● **STATED TASK**
Retype all the entries word for word, but omit the pictures.

Data entries:
────────

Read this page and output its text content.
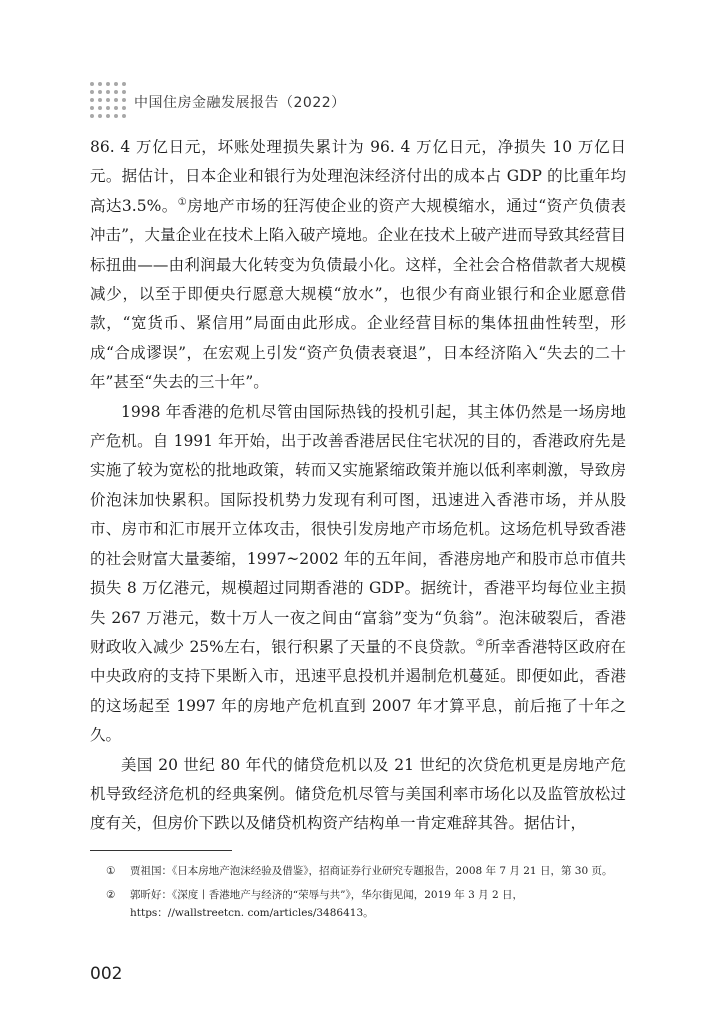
中国住房金融发展报告（2022）

86. 4 万亿日元，坏账处理损失累计为 96. 4 万亿日元，净损失 10 万亿日元。据估计，日本企业和银行为处理泡沫经济付出的成本占 GDP 的比重年均高达3.5%。①房地产市场的狂泻使企业的资产大规模缩水，通过“资产负债表冲击”，大量企业在技术上陷入破产境地。企业在技术上破产进而导致其经营目标扭曲——由利润最大化转变为负债最小化。这样，全社会合格借款者大规模减少，以至于即便央行愿意大规模“放水”，也很少有商业银行和企业愿意借款，“宽货币、紧信用”局面由此形成。企业经营目标的集体扭曲性转型，形成“合成谬误”，在宏观上引发“资产负债表衰退”，日本经济陷入“失去的二十年”甚至“失去的三十年”。

1998 年香港的危机尽管由国际热钱的投机引起，其主体仍然是一场房地产危机。自 1991 年开始，出于改善香港居民住宅状况的目的，香港政府先是实施了较为宽松的批地政策，转而又实施紧缩政策并施以低利率刺激，导致房价泡沫加快累积。国际投机势力发现有利可图，迅速进入香港市场，并从股市、房市和汇市展开立体攻击，很快引发房地产市场危机。这场危机导致香港的社会财富大量萎缩，1997~2002 年的五年间，香港房地产和股市总市值共损失 8 万亿港元，规模超过同期香港的 GDP。据统计，香港平均每位业主损失 267 万港元，数十万人一夜之间由“富翁”变为“负翁”。泡沫破裂后，香港财政收入减少 25%左右，银行积累了天量的不良贷款。②所幸香港特区政府在中央政府的支持下果断入市，迅速平息投机并遏制危机蔓延。即便如此，香港的这场起至 1997 年的房地产危机直到 2007 年才算平息，前后拖了十年之久。

美国 20 世纪 80 年代的储贷危机以及 21 世纪的次贷危机更是房地产危机导致经济危机的经典案例。储贷危机尽管与美国利率市场化以及监管放松过度有关，但房价下跌以及储贷机构资产结构单一肯定难辞其咎。据估计，

①	贾祖国：《日本房地产泡沫经验及借鉴》，招商证券行业研究专题报告，2008 年 7 月 21 日，第 30 页。
②	郭昕好：《深度丨香港地产与经济的“荣辱与共”》，华尔街见闻，2019 年 3 月 2 日，https：//wallstreetcn. com/articles/3486413。
002
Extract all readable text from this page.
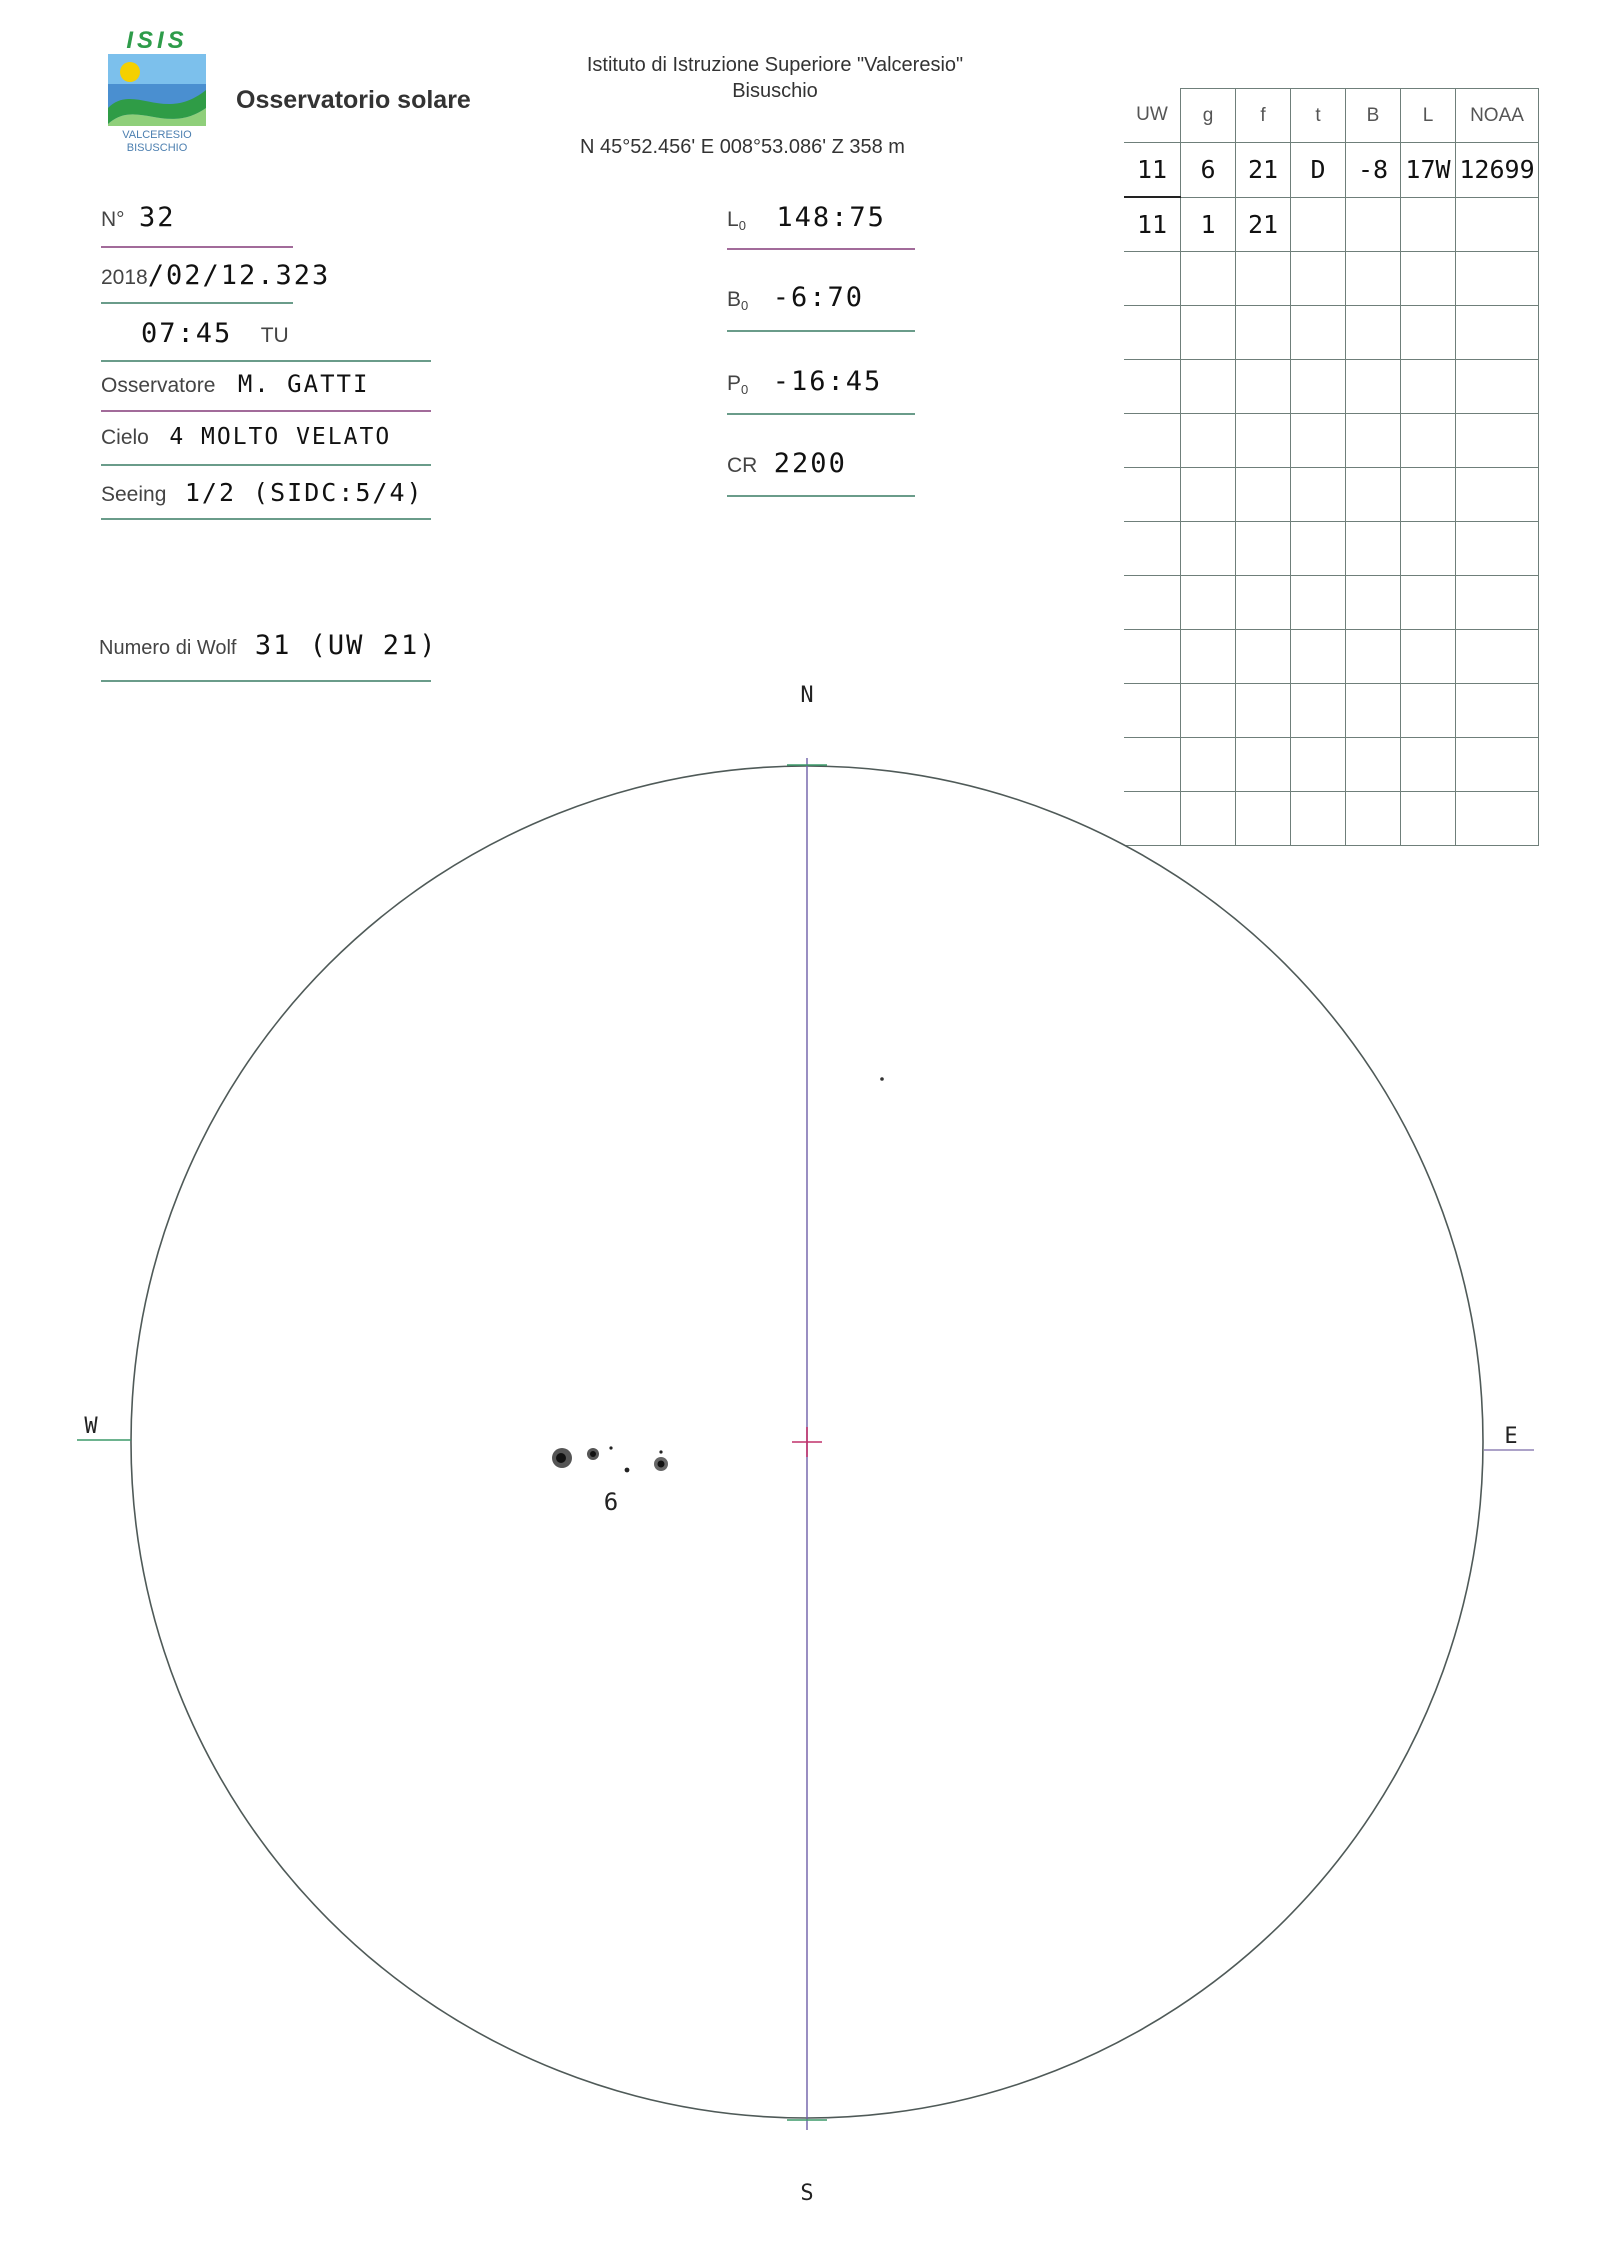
ISIS
VALCERESIO
BISUSCHIO
Osservatorio solare
Istituto di Istruzione Superiore "Valceresio"
Bisuschio
N 45°52.456' E 008°53.086' Z 358 m
N° 32
2018/02/12.323
07:45 TU
Osservatore M. GATTI
Cielo 4 MOLTO VELATO
Seeing 1/2 (SIDC:5/4)
Numero di Wolf 31 (UW 21)
$L_0$ 148:75
$B_0$ -6:70
$P_0$ -16:45
CR 2200
UW	g	f	t	B	L	NOAA
11	6	21	D	-8	17W	12699
11	1	21				

N
S
W	E
6
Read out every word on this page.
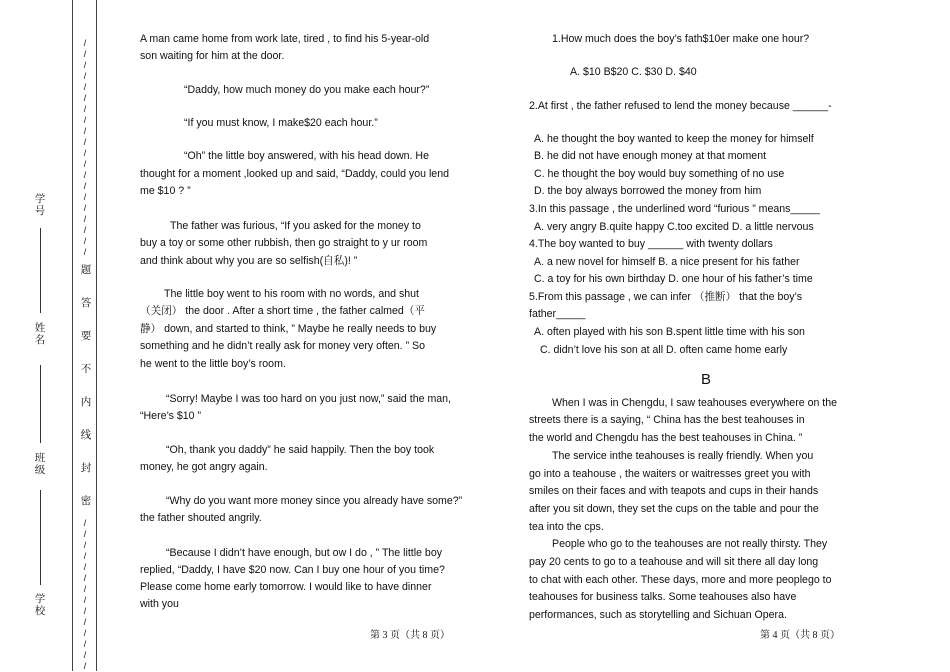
学号
姓名
班级
学校
/
/
/
/
/
/
/
/
/
/
/
/
/
/
/
/
/
/
/
/
题
答
要
不
内
线
封
密
/
/
/
/
/
/
/
/
/
/
/
/
/
/
A man came home from work late, tired , to find his 5-year-old
son waiting for him at the door.
“Daddy, how much money do you make each hour?”
“If you must know, I make$20 each hour.”
“Oh” the little boy answered, with his head down. He
thought for a moment ,looked up and said, “Daddy, could you lend
me $10 ? ”
The father was furious, “If you asked for the money to
buy a toy or some other rubbish, then go straight to y ur room
and think about why you are so selfish(自私)! ”
The little boy went to his room with no words, and shut
（关闭） the door . After a short time , the father calmed（平
静） down, and started to think, ” Maybe he really needs to buy
something and he didn’t really ask for money very often. ” So
he went to the little boy’s room.
“Sorry! Maybe I was too hard on you just now,” said the man,
“Here’s $10 ”
“Oh, thank you daddy” he said happily. Then the boy took
money, he got angry again.
“Why do you want more money since you already have some?”
the father shouted angrily.
“Because I didn’t have enough, but ow I do , ” The little boy
replied, “Daddy, I have $20 now. Can I buy one hour of you time?
Please come home early tomorrow. I would like to have dinner
with you
第 3 页（共 8 页）
1.How much does the boy’s fath$10er make one hour?
A. $10 B$20 C. $30 D. $40
2.At first , the father refused to lend the money because ______-
A. he thought the boy wanted to keep the money for himself
B. he did not have enough money at that moment
C. he thought the boy would buy something of no use
D. the boy always borrowed the money from him
3.In this passage , the underlined word “furious ” means_____
A. very angry B.quite happy C.too excited D. a little nervous
4.The boy wanted to buy ______ with twenty dollars
A. a new novel for himself B. a nice present for his father
C. a toy for his own birthday D. one hour of his father’s time
5.From this passage , we can infer （推断） that the boy’s
father_____
A. often played with his son B.spent little time with his son
C. didn’t love his son at all D. often came home early
B
When I was in Chengdu, I saw teahouses everywhere on the
streets there is a saying, “ China has the best teahouses in
the world and Chengdu has the best teahouses in China. ”
The service inthe teahouses is really friendly. When you
go into a teahouse , the waiters or waitresses greet you with
smiles on their faces and with teapots and cups in their hands
after you sit down, they set the cups on the table and pour the
tea into the cps.
People who go to the teahouses are not really thirsty. They
pay 20 cents to go to a teahouse and will sit there all day long
to chat with each other. These days, more and more peoplego to
teahouses for business talks. Some teahouses also have
performances, such as storytelling and Sichuan Opera.
第 4 页（共 8 页）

────────

● **FINISHED TASK**
Read this page and output its text content.
中国住房金融发展报告（2022）

86. 4 万亿日元，坏账处理损失累计为 96. 4 万亿日元，净损失 10 万亿日元。据估计，日本企业和银行为处理泡沫经济付出的成本占 GDP 的比重年均高达3.5%。①房地产市场的狂泻使企业的资产大规模缩水，通过“资产负债表冲击”，大量企业在技术上陷入破产境地。企业在技术上破产进而导致其经营目标扭曲——由利润最大化转变为负债最小化。这样，全社会合格借款者大规模减少，以至于即便央行愿意大规模“放水”，也很少有商业银行和企业愿意借款，“宽货币、紧信用”局面由此形成。企业经营目标的集体扭曲性转型，形成“合成谬误”，在宏观上引发“资产负债表衰退”，日本经济陷入“失去的二十年”甚至“失去的三十年”。

1998 年香港的危机尽管由国际热钱的投机引起，其主体仍然是一场房地产危机。自 1991 年开始，出于改善香港居民住宅状况的目的，香港政府先是实施了较为宽松的批地政策，转而又实施紧缩政策并施以低利率刺激，导致房价泡沫加快累积。国际投机势力发现有利可图，迅速进入香港市场，并从股市、房市和汇市展开立体攻击，很快引发房地产市场危机。这场危机导致香港的社会财富大量萎缩，1997~2002 年的五年间，香港房地产和股市总市值共损失 8 万亿港元，规模超过同期香港的 GDP。据统计，香港平均每位业主损失 267 万港元，数十万人一夜之间由“富翁”变为“负翁”。泡沫破裂后，香港财政收入减少 25%左右，银行积累了天量的不良贷款。②所幸香港特区政府在中央政府的支持下果断入市，迅速平息投机并遏制危机蔓延。即便如此，香港的这场起至 1997 年的房地产危机直到 2007 年才算平息，前后拖了十年之久。

美国 20 世纪 80 年代的储贷危机以及 21 世纪的次贷危机更是房地产危机导致经济危机的经典案例。储贷危机尽管与美国利率市场化以及监管放松过度有关，但房价下跌以及储贷机构资产结构单一肯定难辞其咎。据估计，

①	贾祖国：《日本房地产泡沫经验及借鉴》，招商证券行业研究专题报告，2008 年 7 月 21 日，第 30 页。
②	郭昕好：《深度丨香港地产与经济的“荣辱与共”》，华尔街见闻，2019 年 3 月 2 日，https：//wallstreetcn. com/articles/3486413。
002
Extract all readable text from this page.
ISIS
VALCERESIO
BISUSCHIO
Osservatorio solare
Istituto di Istruzione Superiore "Valceresio"
Bisuschio
N 45°52.456' E 008°53.086' Z 358 m
N° 32
2018/02/12.323
07:45 TU
Osservatore M. GATTI
Cielo 4 MOLTO VELATO
Seeing 1/2 (SIDC:5/4)
Numero di Wolf 31 (UW 21)
$L_0$ 148:75
$B_0$ -6:70
$P_0$ -16:45
CR 2200
UW	g	f	t	B	L	NOAA
11	6	21	D	-8	17W	12699
11	1	21				

N
S
W	E
6
Read out every word on this page.
学号
姓名
班级
学校
/
/
/
/
/
/
/
/
/
/
/
/
/
/
/
/
/
/
/
/
题
答
要
不
内
线
封
密
/
/
/
/
/
/
/
/
/
/
/
/
/
/
A man came home from work late, tired , to find his 5-year-old
son waiting for him at the door.
“Daddy, how much money do you make each hour?”
“If you must know, I make$20 each hour.”
“Oh” the little boy answered, with his head down. He
thought for a moment ,looked up and said, “Daddy, could you lend
me $10 ? ”
The father was furious, “If you asked for the money to
buy a toy or some other rubbish, then go straight to y ur room
and think about why you are so selfish(自私)! ”
The little boy went to his room with no words, and shut
（关闭） the door . After a short time , the father calmed（平
静） down, and started to think, ” Maybe he really needs to buy
something and he didn’t really ask for money very often. ” So
he went to the little boy’s room.
“Sorry! Maybe I was too hard on you just now,” said the man,
“Here’s $10 ”
“Oh, thank you daddy” he said happily. Then the boy took
money, he got angry again.
“Why do you want more money since you already have some?”
the father shouted angrily.
“Because I didn’t have enough, but ow I do , ” The little boy
replied, “Daddy, I have $20 now. Can I buy one hour of you time?
Please come home early tomorrow. I would like to have dinner
with you
第 3 页（共 8 页）
1.How much does the boy’s fath$10er make one hour?
A. $10 B$20 C. $30 D. $40
2.At first , the father refused to lend the money because ______-
A. he thought the boy wanted to keep the money for himself
B. he did not have enough money at that moment
C. he thought the boy would buy something of no use
D. the boy always borrowed the money from him
3.In this passage , the underlined word “furious ” means_____
A. very angry B.quite happy C.too excited D. a little nervous
4.The boy wanted to buy ______ with twenty dollars
A. a new novel for himself B. a nice present for his father
C. a toy for his own birthday D. one hour of his father’s time
5.From this passage , we can infer （推断） that the boy’s
father_____
A. often played with his son B.spent little time with his son
C. didn’t love his son at all D. often came home early
B
When I was in Chengdu, I saw teahouses everywhere on the
streets there is a saying, “ China has the best teahouses in
the world and Chengdu has the best teahouses in China. ”
The service inthe teahouses is really friendly. When you
go into a teahouse , the waiters or waitresses greet you with
smiles on their faces and with teapots and cups in their hands
after you sit down, they set the cups on the table and pour the
tea into the cps.
People who go to the teahouses are not really thirsty. They
pay 20 cents to go to a teahouse and will sit there all day long
to chat with each other. These days, more and more peoplego to
teahouses for business talks. Some teahouses also have
performances, such as storytelling and Sichuan Opera.
第 4 页（共 8 页）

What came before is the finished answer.